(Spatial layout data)
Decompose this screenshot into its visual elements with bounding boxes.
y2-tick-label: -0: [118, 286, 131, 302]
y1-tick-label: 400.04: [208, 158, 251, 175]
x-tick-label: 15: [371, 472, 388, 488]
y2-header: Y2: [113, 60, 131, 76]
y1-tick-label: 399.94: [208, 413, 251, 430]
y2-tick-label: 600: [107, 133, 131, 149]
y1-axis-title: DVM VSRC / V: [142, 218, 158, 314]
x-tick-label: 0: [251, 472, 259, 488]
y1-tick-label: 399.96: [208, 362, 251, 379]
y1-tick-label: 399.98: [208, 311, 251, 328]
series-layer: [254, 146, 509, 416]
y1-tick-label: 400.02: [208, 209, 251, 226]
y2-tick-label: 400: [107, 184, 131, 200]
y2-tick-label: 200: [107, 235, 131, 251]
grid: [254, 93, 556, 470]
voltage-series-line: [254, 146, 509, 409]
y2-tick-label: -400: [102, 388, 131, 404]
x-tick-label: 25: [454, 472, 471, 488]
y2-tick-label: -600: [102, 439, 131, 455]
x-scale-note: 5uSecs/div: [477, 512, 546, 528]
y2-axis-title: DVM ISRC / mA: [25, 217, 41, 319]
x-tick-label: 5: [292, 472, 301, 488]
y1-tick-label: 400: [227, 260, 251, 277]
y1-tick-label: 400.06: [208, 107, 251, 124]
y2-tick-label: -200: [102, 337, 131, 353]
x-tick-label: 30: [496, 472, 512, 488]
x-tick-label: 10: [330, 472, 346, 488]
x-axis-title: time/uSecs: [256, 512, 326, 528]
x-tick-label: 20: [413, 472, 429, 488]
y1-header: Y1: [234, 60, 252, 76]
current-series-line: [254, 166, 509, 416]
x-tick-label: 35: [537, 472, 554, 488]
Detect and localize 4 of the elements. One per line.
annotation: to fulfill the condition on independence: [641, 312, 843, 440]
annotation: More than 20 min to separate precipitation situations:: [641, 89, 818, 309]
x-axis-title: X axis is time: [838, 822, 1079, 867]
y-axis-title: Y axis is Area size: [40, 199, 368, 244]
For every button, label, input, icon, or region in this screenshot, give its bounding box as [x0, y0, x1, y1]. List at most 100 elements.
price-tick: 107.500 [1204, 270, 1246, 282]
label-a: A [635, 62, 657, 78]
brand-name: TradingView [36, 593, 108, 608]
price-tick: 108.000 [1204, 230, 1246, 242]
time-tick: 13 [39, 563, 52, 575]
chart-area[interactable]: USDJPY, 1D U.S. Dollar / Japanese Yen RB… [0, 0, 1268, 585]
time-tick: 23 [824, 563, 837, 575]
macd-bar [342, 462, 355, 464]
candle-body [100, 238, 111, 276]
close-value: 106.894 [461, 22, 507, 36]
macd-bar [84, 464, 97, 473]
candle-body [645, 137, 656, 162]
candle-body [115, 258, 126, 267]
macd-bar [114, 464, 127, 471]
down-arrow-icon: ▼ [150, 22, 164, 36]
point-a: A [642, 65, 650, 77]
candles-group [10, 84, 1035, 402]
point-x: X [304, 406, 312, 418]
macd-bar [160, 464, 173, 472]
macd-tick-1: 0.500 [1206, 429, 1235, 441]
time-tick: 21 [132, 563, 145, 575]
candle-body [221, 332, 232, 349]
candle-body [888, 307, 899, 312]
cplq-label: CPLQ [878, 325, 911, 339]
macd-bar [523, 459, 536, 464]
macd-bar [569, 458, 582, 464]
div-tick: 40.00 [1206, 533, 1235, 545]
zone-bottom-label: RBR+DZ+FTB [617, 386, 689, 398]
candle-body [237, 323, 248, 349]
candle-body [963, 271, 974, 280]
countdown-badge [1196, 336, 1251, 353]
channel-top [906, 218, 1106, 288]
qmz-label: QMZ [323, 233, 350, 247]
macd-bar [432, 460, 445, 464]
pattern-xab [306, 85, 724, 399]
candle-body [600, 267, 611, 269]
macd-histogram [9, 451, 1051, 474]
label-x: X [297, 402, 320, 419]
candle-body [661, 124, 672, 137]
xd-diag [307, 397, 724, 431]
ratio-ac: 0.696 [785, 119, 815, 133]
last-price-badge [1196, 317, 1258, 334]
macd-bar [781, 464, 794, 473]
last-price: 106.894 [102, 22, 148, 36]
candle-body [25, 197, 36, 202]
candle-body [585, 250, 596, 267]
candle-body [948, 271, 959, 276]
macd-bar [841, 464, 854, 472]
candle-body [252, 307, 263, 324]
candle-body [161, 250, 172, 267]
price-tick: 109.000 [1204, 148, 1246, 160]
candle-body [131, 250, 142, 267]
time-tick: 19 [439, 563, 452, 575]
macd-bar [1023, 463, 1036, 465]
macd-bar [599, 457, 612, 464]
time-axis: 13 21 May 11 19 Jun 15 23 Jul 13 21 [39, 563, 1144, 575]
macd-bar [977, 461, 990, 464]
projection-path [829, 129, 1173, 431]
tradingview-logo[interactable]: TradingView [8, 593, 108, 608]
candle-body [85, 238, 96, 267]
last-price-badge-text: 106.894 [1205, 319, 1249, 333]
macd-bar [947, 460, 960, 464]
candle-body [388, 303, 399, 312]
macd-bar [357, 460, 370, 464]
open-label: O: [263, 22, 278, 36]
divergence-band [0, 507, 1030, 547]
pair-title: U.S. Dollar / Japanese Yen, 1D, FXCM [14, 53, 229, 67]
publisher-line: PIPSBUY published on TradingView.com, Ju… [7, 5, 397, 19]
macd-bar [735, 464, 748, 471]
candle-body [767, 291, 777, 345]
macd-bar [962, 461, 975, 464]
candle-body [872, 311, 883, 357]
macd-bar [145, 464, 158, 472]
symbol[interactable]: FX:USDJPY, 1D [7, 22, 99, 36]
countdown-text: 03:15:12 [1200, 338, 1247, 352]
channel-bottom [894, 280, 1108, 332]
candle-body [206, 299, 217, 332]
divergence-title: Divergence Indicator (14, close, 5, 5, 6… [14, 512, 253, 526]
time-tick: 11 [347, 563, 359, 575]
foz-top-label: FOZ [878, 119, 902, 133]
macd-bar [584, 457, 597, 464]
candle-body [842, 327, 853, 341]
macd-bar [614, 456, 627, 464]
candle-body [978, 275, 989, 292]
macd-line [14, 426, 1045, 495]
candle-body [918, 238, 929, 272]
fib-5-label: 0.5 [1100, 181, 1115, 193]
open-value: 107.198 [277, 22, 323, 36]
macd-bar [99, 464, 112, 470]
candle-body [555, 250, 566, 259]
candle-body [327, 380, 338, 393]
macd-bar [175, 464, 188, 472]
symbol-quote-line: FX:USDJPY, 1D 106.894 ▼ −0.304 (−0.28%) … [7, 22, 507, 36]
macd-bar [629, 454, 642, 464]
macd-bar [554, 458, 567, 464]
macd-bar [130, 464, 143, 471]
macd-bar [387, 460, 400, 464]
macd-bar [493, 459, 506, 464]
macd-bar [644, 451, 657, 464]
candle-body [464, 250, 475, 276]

WHAT YOU WILL DO:
Copy all of the items above line for line, changing nothing.

WRITTEN RESPONSE:
Decompose this screenshot into its visual elements with bounding boxes.
y2-tick-label: -0: [118, 286, 131, 302]
y1-tick-label: 400.04: [208, 158, 251, 175]
x-tick-label: 15: [371, 472, 388, 488]
y2-header: Y2: [113, 60, 131, 76]
y1-tick-label: 399.94: [208, 413, 251, 430]
y2-tick-label: 600: [107, 133, 131, 149]
y1-axis-title: DVM VSRC / V: [142, 218, 158, 314]
x-tick-label: 0: [251, 472, 259, 488]
y1-tick-label: 399.96: [208, 362, 251, 379]
y1-tick-label: 399.98: [208, 311, 251, 328]
series-layer: [254, 146, 509, 416]
y1-tick-label: 400.02: [208, 209, 251, 226]
y2-tick-label: 400: [107, 184, 131, 200]
y2-tick-label: 200: [107, 235, 131, 251]
grid: [254, 93, 556, 470]
voltage-series-line: [254, 146, 509, 409]
y2-tick-label: -400: [102, 388, 131, 404]
x-tick-label: 25: [454, 472, 471, 488]
y2-tick-label: -600: [102, 439, 131, 455]
x-scale-note: 5uSecs/div: [477, 512, 546, 528]
y2-axis-title: DVM ISRC / mA: [25, 217, 41, 319]
x-tick-label: 5: [292, 472, 301, 488]
y1-tick-label: 400: [227, 260, 251, 277]
y1-tick-label: 400.06: [208, 107, 251, 124]
y2-tick-label: -200: [102, 337, 131, 353]
x-tick-label: 30: [496, 472, 512, 488]
x-tick-label: 10: [330, 472, 346, 488]
x-axis-title: time/uSecs: [256, 512, 326, 528]
x-tick-label: 20: [413, 472, 429, 488]
y1-header: Y1: [234, 60, 252, 76]
current-series-line: [254, 166, 509, 416]
x-tick-label: 35: [537, 472, 554, 488]
Detect and localize 4 of the elements. One per line.
annotation: to fulfill the condition on independence: [641, 312, 843, 440]
annotation: More than 20 min to separate precipitation situations:: [641, 89, 818, 309]
x-axis-title: X axis is time: [838, 822, 1079, 867]
y-axis-title: Y axis is Area size: [40, 199, 368, 244]
For every button, label, input, icon, or region in this screenshot, give its bounding box as [x0, y0, x1, y1]. List at most 100 elements.
price-tick: 107.500 [1204, 270, 1246, 282]
label-a: A [635, 62, 657, 78]
brand-name: TradingView [36, 593, 108, 608]
price-tick: 108.000 [1204, 230, 1246, 242]
time-tick: 13 [39, 563, 52, 575]
chart-area[interactable]: USDJPY, 1D U.S. Dollar / Japanese Yen RB… [0, 0, 1268, 585]
time-tick: 23 [824, 563, 837, 575]
macd-bar [342, 462, 355, 464]
candle-body [100, 238, 111, 276]
close-value: 106.894 [461, 22, 507, 36]
macd-bar [84, 464, 97, 473]
candle-body [645, 137, 656, 162]
candle-body [115, 258, 126, 267]
macd-bar [114, 464, 127, 471]
down-arrow-icon: ▼ [150, 22, 164, 36]
point-a: A [642, 65, 650, 77]
candles-group [10, 84, 1035, 402]
point-x: X [304, 406, 312, 418]
macd-bar [160, 464, 173, 472]
macd-tick-1: 0.500 [1206, 429, 1235, 441]
time-tick: 21 [132, 563, 145, 575]
candle-body [221, 332, 232, 349]
candle-body [888, 307, 899, 312]
cplq-label: CPLQ [878, 325, 911, 339]
macd-bar [523, 459, 536, 464]
macd-bar [569, 458, 582, 464]
div-tick: 40.00 [1206, 533, 1235, 545]
zone-bottom-label: RBR+DZ+FTB [617, 386, 689, 398]
candle-body [237, 323, 248, 349]
candle-body [963, 271, 974, 280]
countdown-badge [1196, 336, 1251, 353]
channel-top [906, 218, 1106, 288]
qmz-label: QMZ [323, 233, 350, 247]
macd-bar [432, 460, 445, 464]
pattern-xab [306, 85, 724, 399]
candle-body [600, 267, 611, 269]
macd-histogram [9, 451, 1051, 474]
label-x: X [297, 402, 320, 419]
candle-body [661, 124, 672, 137]
xd-diag [307, 397, 724, 431]
ratio-ac: 0.696 [785, 119, 815, 133]
last-price-badge [1196, 317, 1258, 334]
macd-bar [781, 464, 794, 473]
last-price: 106.894 [102, 22, 148, 36]
candle-body [25, 197, 36, 202]
candle-body [585, 250, 596, 267]
candle-body [948, 271, 959, 276]
macd-bar [841, 464, 854, 472]
candle-body [252, 307, 263, 324]
candle-body [161, 250, 172, 267]
price-tick: 109.000 [1204, 148, 1246, 160]
candle-body [131, 250, 142, 267]
time-tick: 19 [439, 563, 452, 575]
macd-bar [1023, 463, 1036, 465]
macd-bar [599, 457, 612, 464]
time-axis: 13 21 May 11 19 Jun 15 23 Jul 13 21 [39, 563, 1144, 575]
macd-bar [977, 461, 990, 464]
projection-path [829, 129, 1173, 431]
tradingview-logo[interactable]: TradingView [8, 593, 108, 608]
candle-body [85, 238, 96, 267]
last-price-badge-text: 106.894 [1205, 319, 1249, 333]
macd-bar [947, 460, 960, 464]
candle-body [388, 303, 399, 312]
macd-bar [357, 460, 370, 464]
open-label: O: [263, 22, 278, 36]
divergence-band [0, 507, 1030, 547]
pair-title: U.S. Dollar / Japanese Yen, 1D, FXCM [14, 53, 229, 67]
publisher-line: PIPSBUY published on TradingView.com, Ju… [7, 5, 397, 19]
macd-bar [735, 464, 748, 471]
candle-body [767, 291, 777, 345]
macd-bar [962, 461, 975, 464]
candle-body [872, 311, 883, 357]
macd-bar [145, 464, 158, 472]
symbol[interactable]: FX:USDJPY, 1D [7, 22, 99, 36]
countdown-text: 03:15:12 [1200, 338, 1247, 352]
channel-bottom [894, 280, 1108, 332]
candle-body [206, 299, 217, 332]
divergence-title: Divergence Indicator (14, close, 5, 5, 6… [14, 512, 253, 526]
time-tick: 11 [347, 563, 359, 575]
foz-top-label: FOZ [878, 119, 902, 133]
macd-bar [584, 457, 597, 464]
candle-body [842, 327, 853, 341]
macd-bar [614, 456, 627, 464]
candle-body [978, 275, 989, 292]
macd-line [14, 426, 1045, 495]
candle-body [918, 238, 929, 272]
fib-5-label: 0.5 [1100, 181, 1115, 193]
open-value: 107.198 [277, 22, 323, 36]
macd-bar [99, 464, 112, 470]
candle-body [555, 250, 566, 259]
candle-body [327, 380, 338, 393]
macd-bar [175, 464, 188, 472]
symbol-quote-line: FX:USDJPY, 1D 106.894 ▼ −0.304 (−0.28%) … [7, 22, 507, 36]
macd-bar [629, 454, 642, 464]
macd-bar [554, 458, 567, 464]
macd-bar [130, 464, 143, 471]
macd-bar [387, 460, 400, 464]
macd-bar [493, 459, 506, 464]
macd-bar [644, 451, 657, 464]
candle-body [464, 250, 475, 276]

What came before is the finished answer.